▸ **CONSIGNE**
Répondez aux questions suivantes à l'aide du texte sur Georgia O'Keeffe.
(a) Dans quel État se trouvait la ferme laitière où elle a grandi ?
(b) Dans quelles villes a-t-elle enseigné l'art avant de s'installer à New York ?
(c) En quelle année s'installe-t-elle à New York ?

À cette époque, Georgia O’Keeffe n’a pas encore la quarantaine. Elle se souvient bien sûr de son enfance et de sa jeunesse, vécues essentiellement dans la campagne américaine, elle qui a grandi sur la ferme laitière de ses parents au coeur du Midwest américain, dans le Wisconsin. Repérée très vite comme possédant un don artistique indubitable, elle deviendra assistante puis ensuite enseignante en art d’abord à Charlottesville en Virginie, puis à Canyon, au Texas. D’ailleurs, l’expo de Beyeler n’oublie pas de présenter fusains et aquarelles de ses premiers travaux. Mais c’est en venant vivre à New York que sa carrière et sa vie vont prendre un tournant décisif…

Georgia O’Keeffe s’installe à New York en 1918 et devient vite membre à part entière d’un petit cercle d’artistes fédérés par Alfred Stieglitz, photographe, galeriste et promoteur éminent de l’art moderne américain. Dans sa galerie, le véritable coeur battant de l’art new-yorkais de l’époque, Stieglitz présente aussi souvent que possible l’avant-garde européenne, mais encourage également la jeune création artistique américaine, à qui il offre une vitrine qui leur permet de recueillir le soutien de nombreux mécènes parmi ses amis. C’est à cette organisation que Georgia O’Keeffe doit son émergence précoce et sa belle carrière qui s’ensuit. Sa relation sentimentale avec Joseph Stieglitz (qui deviendra plus tard son mari) renforcera bien sûr l’incontournabilité de son oeuvre lors de ces années où l’art américain émerge vraiment et ose se démarquer de son homologue européen qui, alors, fait pourtant feu de tous bois.

▸ **DONNÉES ENREGISTRÉES**

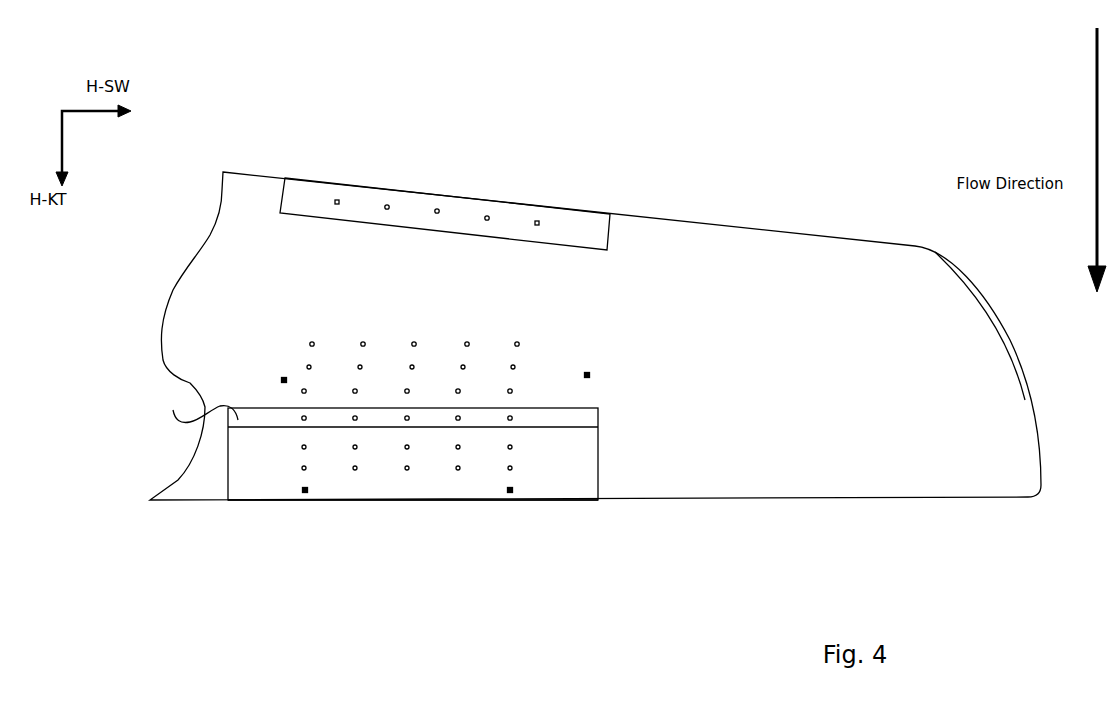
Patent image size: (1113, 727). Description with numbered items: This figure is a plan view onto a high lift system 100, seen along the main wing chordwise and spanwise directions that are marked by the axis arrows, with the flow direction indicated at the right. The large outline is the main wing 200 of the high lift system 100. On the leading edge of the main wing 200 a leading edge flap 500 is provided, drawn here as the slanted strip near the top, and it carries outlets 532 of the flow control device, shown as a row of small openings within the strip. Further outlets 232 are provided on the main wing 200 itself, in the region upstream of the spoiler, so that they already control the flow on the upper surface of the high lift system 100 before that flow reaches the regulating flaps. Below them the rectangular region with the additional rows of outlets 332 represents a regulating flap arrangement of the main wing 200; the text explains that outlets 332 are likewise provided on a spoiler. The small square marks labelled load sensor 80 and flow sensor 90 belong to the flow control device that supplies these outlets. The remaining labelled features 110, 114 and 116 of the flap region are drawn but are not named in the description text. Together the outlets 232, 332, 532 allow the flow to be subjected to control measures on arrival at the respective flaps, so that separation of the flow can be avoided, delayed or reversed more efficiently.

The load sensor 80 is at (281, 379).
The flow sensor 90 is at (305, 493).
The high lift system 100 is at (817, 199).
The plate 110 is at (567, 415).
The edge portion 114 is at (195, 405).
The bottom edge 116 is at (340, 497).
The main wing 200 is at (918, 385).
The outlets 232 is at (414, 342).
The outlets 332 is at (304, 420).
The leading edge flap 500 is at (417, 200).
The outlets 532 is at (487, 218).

--

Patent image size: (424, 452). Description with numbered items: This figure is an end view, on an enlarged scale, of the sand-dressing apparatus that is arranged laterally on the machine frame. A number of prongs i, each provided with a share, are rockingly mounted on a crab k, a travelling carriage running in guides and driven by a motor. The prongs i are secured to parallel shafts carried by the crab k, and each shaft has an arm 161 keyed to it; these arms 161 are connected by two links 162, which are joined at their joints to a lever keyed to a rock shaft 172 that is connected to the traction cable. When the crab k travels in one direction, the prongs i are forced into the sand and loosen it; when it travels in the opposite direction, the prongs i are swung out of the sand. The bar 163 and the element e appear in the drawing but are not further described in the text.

▸ **RÉPONSE RÉDIGÉE**
(a) Dans le Wisconsin.
(b) À Charlottesville, en Virginie, puis à Canyon, au Texas.
(c) En 1918.